Transcribe the records that follow exactly. Skip the pictures.

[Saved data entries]
----

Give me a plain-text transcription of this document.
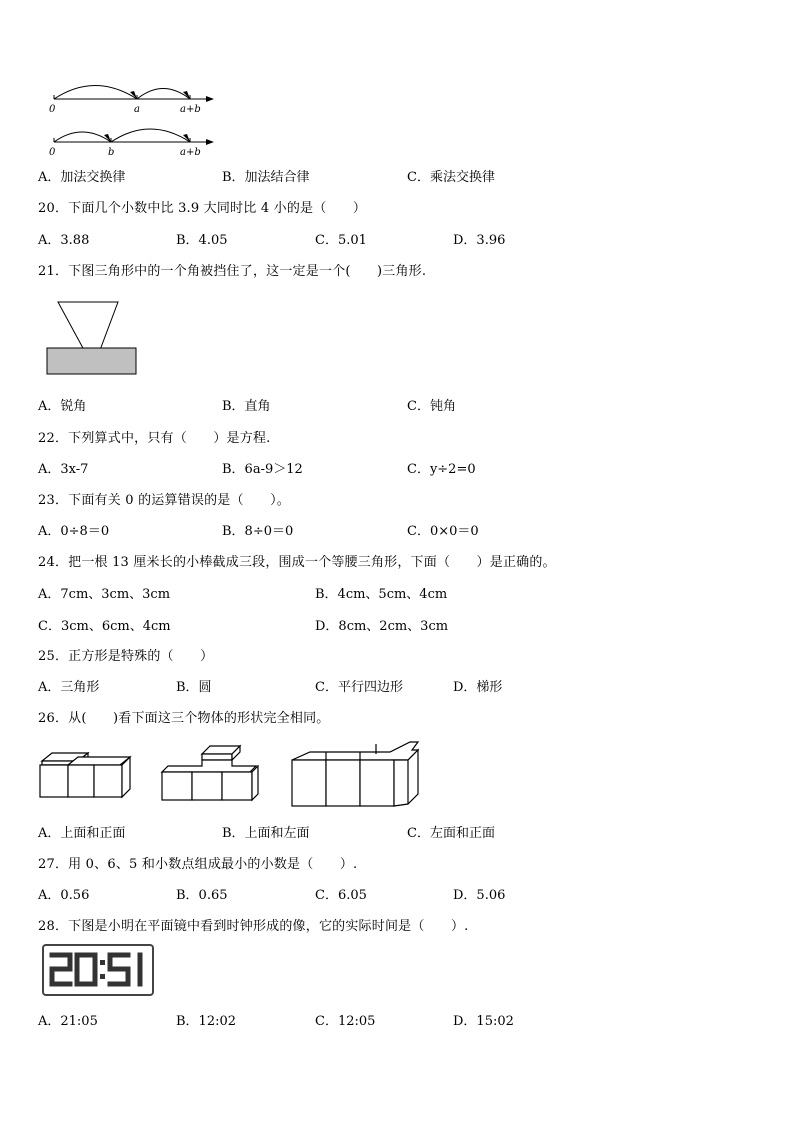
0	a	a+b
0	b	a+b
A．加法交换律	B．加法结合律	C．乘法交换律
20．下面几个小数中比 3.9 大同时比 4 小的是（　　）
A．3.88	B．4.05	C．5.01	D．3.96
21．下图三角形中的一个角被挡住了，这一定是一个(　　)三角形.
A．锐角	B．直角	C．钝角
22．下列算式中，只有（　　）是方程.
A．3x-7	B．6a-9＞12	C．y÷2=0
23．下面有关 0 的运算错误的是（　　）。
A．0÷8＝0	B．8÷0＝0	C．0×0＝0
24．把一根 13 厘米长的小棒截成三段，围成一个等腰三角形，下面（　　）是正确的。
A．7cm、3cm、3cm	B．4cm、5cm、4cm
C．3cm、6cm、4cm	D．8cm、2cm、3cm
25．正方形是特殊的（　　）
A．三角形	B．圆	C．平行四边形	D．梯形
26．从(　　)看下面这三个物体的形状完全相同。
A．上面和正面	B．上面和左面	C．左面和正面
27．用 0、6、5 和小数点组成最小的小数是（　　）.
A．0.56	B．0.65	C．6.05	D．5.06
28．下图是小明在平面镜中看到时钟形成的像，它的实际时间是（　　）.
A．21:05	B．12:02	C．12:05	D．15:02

----

### Task response
Give me a plain-text transcription of this document.
0	a	a+b
0	b	a+b
A．加法交换律	B．加法结合律	C．乘法交换律
20．下面几个小数中比 3.9 大同时比 4 小的是（　　）
A．3.88	B．4.05	C．5.01	D．3.96
21．下图三角形中的一个角被挡住了，这一定是一个(　　)三角形.
A．锐角	B．直角	C．钝角
22．下列算式中，只有（　　）是方程.
A．3x-7	B．6a-9＞12	C．y÷2=0
23．下面有关 0 的运算错误的是（　　）。
A．0÷8＝0	B．8÷0＝0	C．0×0＝0
24．把一根 13 厘米长的小棒截成三段，围成一个等腰三角形，下面（　　）是正确的。
A．7cm、3cm、3cm	B．4cm、5cm、4cm
C．3cm、6cm、4cm	D．8cm、2cm、3cm
25．正方形是特殊的（　　）
A．三角形	B．圆	C．平行四边形	D．梯形
26．从(　　)看下面这三个物体的形状完全相同。
A．上面和正面	B．上面和左面	C．左面和正面
27．用 0、6、5 和小数点组成最小的小数是（　　）.
A．0.56	B．0.65	C．6.05	D．5.06
28．下图是小明在平面镜中看到时钟形成的像，它的实际时间是（　　）.
A．21:05	B．12:02	C．12:05	D．15:02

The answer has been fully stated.